§ PROBLEM TO WORK ON
Copy the data precisely, keeping every character.

==== MATERIAL FOR THE TASK ====

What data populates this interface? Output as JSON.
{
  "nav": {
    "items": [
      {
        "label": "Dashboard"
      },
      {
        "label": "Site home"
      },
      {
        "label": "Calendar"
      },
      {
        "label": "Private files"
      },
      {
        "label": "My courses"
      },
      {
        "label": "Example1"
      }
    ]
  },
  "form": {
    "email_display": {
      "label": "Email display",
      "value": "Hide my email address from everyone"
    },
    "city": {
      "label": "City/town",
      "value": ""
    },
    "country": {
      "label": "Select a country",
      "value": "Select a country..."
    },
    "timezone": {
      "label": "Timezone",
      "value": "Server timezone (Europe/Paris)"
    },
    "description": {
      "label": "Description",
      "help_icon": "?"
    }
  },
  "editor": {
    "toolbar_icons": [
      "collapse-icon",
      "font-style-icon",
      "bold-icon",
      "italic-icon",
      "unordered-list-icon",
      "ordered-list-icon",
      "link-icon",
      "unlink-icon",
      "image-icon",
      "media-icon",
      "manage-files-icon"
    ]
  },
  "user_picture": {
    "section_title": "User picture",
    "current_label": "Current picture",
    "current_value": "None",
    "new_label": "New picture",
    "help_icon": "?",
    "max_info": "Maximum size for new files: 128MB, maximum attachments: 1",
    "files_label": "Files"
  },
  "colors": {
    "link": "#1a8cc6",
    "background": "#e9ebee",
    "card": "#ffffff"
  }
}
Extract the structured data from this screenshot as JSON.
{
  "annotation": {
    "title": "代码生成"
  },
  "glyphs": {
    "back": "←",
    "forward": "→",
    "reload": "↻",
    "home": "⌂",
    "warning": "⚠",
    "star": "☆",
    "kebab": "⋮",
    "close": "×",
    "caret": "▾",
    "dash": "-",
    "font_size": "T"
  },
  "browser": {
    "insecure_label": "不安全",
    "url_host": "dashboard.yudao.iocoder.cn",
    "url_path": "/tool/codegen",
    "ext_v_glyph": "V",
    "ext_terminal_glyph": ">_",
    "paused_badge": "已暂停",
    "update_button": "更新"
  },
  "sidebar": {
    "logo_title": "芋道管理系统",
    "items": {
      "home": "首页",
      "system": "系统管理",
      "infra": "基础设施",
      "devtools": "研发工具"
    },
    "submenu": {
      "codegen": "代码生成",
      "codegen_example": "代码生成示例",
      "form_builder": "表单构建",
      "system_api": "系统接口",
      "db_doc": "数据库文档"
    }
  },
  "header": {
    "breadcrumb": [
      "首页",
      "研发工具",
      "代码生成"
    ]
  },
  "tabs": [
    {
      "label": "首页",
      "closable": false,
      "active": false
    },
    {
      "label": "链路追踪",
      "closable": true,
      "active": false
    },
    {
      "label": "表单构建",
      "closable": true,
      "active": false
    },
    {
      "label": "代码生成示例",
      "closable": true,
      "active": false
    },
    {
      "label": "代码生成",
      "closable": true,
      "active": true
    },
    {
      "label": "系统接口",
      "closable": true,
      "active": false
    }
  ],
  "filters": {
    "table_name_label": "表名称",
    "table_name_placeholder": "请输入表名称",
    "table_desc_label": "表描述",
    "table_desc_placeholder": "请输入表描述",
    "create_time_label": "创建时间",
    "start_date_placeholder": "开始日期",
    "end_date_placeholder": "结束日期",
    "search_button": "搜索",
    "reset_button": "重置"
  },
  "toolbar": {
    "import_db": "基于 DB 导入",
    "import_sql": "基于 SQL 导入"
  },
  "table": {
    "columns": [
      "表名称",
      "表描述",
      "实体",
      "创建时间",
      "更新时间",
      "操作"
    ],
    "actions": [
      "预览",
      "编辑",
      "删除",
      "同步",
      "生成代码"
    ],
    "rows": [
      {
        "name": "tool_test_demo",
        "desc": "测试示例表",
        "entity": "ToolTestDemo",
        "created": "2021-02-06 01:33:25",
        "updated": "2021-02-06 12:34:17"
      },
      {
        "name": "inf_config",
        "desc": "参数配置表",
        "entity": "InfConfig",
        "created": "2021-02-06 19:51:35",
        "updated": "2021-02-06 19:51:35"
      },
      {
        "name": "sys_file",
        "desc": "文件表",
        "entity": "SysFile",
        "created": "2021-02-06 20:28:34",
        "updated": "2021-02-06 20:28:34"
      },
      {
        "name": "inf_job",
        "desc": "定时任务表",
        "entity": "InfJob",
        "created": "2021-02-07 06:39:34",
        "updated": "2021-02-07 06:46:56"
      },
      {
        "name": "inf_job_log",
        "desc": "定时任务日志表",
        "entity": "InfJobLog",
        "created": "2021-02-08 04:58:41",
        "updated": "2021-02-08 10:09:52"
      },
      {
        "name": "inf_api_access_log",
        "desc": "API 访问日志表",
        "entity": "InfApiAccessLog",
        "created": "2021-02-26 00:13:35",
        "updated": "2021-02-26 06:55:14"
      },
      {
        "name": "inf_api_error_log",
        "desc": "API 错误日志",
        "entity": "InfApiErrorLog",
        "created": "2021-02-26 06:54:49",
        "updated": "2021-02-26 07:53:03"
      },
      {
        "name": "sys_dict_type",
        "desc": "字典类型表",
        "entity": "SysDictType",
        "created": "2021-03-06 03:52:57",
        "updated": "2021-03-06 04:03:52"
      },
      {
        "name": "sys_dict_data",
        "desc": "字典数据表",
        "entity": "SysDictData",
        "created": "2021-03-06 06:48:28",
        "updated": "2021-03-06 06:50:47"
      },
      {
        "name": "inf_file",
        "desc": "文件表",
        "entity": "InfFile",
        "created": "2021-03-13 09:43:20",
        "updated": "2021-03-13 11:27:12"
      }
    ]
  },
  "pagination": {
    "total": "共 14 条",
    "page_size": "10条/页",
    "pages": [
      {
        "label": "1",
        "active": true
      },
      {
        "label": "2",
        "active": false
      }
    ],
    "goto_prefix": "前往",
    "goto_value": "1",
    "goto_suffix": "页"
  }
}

====

§ TASK RESPONSE
What data populates this interface? Output as JSON.
{
  "nav": {
    "items": [
      {
        "label": "Dashboard"
      },
      {
        "label": "Site home"
      },
      {
        "label": "Calendar"
      },
      {
        "label": "Private files"
      },
      {
        "label": "My courses"
      },
      {
        "label": "Example1"
      }
    ]
  },
  "form": {
    "email_display": {
      "label": "Email display",
      "value": "Hide my email address from everyone"
    },
    "city": {
      "label": "City/town",
      "value": ""
    },
    "country": {
      "label": "Select a country",
      "value": "Select a country..."
    },
    "timezone": {
      "label": "Timezone",
      "value": "Server timezone (Europe/Paris)"
    },
    "description": {
      "label": "Description",
      "help_icon": "?"
    }
  },
  "editor": {
    "toolbar_icons": [
      "collapse-icon",
      "font-style-icon",
      "bold-icon",
      "italic-icon",
      "unordered-list-icon",
      "ordered-list-icon",
      "link-icon",
      "unlink-icon",
      "image-icon",
      "media-icon",
      "manage-files-icon"
    ]
  },
  "user_picture": {
    "section_title": "User picture",
    "current_label": "Current picture",
    "current_value": "None",
    "new_label": "New picture",
    "help_icon": "?",
    "max_info": "Maximum size for new files: 128MB, maximum attachments: 1",
    "files_label": "Files"
  },
  "colors": {
    "link": "#1a8cc6",
    "background": "#e9ebee",
    "card": "#ffffff"
  }
}
Extract the structured data from this screenshot as JSON.
{
  "annotation": {
    "title": "代码生成"
  },
  "glyphs": {
    "back": "←",
    "forward": "→",
    "reload": "↻",
    "home": "⌂",
    "warning": "⚠",
    "star": "☆",
    "kebab": "⋮",
    "close": "×",
    "caret": "▾",
    "dash": "-",
    "font_size": "T"
  },
  "browser": {
    "insecure_label": "不安全",
    "url_host": "dashboard.yudao.iocoder.cn",
    "url_path": "/tool/codegen",
    "ext_v_glyph": "V",
    "ext_terminal_glyph": ">_",
    "paused_badge": "已暂停",
    "update_button": "更新"
  },
  "sidebar": {
    "logo_title": "芋道管理系统",
    "items": {
      "home": "首页",
      "system": "系统管理",
      "infra": "基础设施",
      "devtools": "研发工具"
    },
    "submenu": {
      "codegen": "代码生成",
      "codegen_example": "代码生成示例",
      "form_builder": "表单构建",
      "system_api": "系统接口",
      "db_doc": "数据库文档"
    }
  },
  "header": {
    "breadcrumb": [
      "首页",
      "研发工具",
      "代码生成"
    ]
  },
  "tabs": [
    {
      "label": "首页",
      "closable": false,
      "active": false
    },
    {
      "label": "链路追踪",
      "closable": true,
      "active": false
    },
    {
      "label": "表单构建",
      "closable": true,
      "active": false
    },
    {
      "label": "代码生成示例",
      "closable": true,
      "active": false
    },
    {
      "label": "代码生成",
      "closable": true,
      "active": true
    },
    {
      "label": "系统接口",
      "closable": true,
      "active": false
    }
  ],
  "filters": {
    "table_name_label": "表名称",
    "table_name_placeholder": "请输入表名称",
    "table_desc_label": "表描述",
    "table_desc_placeholder": "请输入表描述",
    "create_time_label": "创建时间",
    "start_date_placeholder": "开始日期",
    "end_date_placeholder": "结束日期",
    "search_button": "搜索",
    "reset_button": "重置"
  },
  "toolbar": {
    "import_db": "基于 DB 导入",
    "import_sql": "基于 SQL 导入"
  },
  "table": {
    "columns": [
      "表名称",
      "表描述",
      "实体",
      "创建时间",
      "更新时间",
      "操作"
    ],
    "actions": [
      "预览",
      "编辑",
      "删除",
      "同步",
      "生成代码"
    ],
    "rows": [
      {
        "name": "tool_test_demo",
        "desc": "测试示例表",
        "entity": "ToolTestDemo",
        "created": "2021-02-06 01:33:25",
        "updated": "2021-02-06 12:34:17"
      },
      {
        "name": "inf_config",
        "desc": "参数配置表",
        "entity": "InfConfig",
        "created": "2021-02-06 19:51:35",
        "updated": "2021-02-06 19:51:35"
      },
      {
        "name": "sys_file",
        "desc": "文件表",
        "entity": "SysFile",
        "created": "2021-02-06 20:28:34",
        "updated": "2021-02-06 20:28:34"
      },
      {
        "name": "inf_job",
        "desc": "定时任务表",
        "entity": "InfJob",
        "created": "2021-02-07 06:39:34",
        "updated": "2021-02-07 06:46:56"
      },
      {
        "name": "inf_job_log",
        "desc": "定时任务日志表",
        "entity": "InfJobLog",
        "created": "2021-02-08 04:58:41",
        "updated": "2021-02-08 10:09:52"
      },
      {
        "name": "inf_api_access_log",
        "desc": "API 访问日志表",
        "entity": "InfApiAccessLog",
        "created": "2021-02-26 00:13:35",
        "updated": "2021-02-26 06:55:14"
      },
      {
        "name": "inf_api_error_log",
        "desc": "API 错误日志",
        "entity": "InfApiErrorLog",
        "created": "2021-02-26 06:54:49",
        "updated": "2021-02-26 07:53:03"
      },
      {
        "name": "sys_dict_type",
        "desc": "字典类型表",
        "entity": "SysDictType",
        "created": "2021-03-06 03:52:57",
        "updated": "2021-03-06 04:03:52"
      },
      {
        "name": "sys_dict_data",
        "desc": "字典数据表",
        "entity": "SysDictData",
        "created": "2021-03-06 06:48:28",
        "updated": "2021-03-06 06:50:47"
      },
      {
        "name": "inf_file",
        "desc": "文件表",
        "entity": "InfFile",
        "created": "2021-03-13 09:43:20",
        "updated": "2021-03-13 11:27:12"
      }
    ]
  },
  "pagination": {
    "total": "共 14 条",
    "page_size": "10条/页",
    "pages": [
      {
        "label": "1",
        "active": true
      },
      {
        "label": "2",
        "active": false
      }
    ],
    "goto_prefix": "前往",
    "goto_value": "1",
    "goto_suffix": "页"
  }
}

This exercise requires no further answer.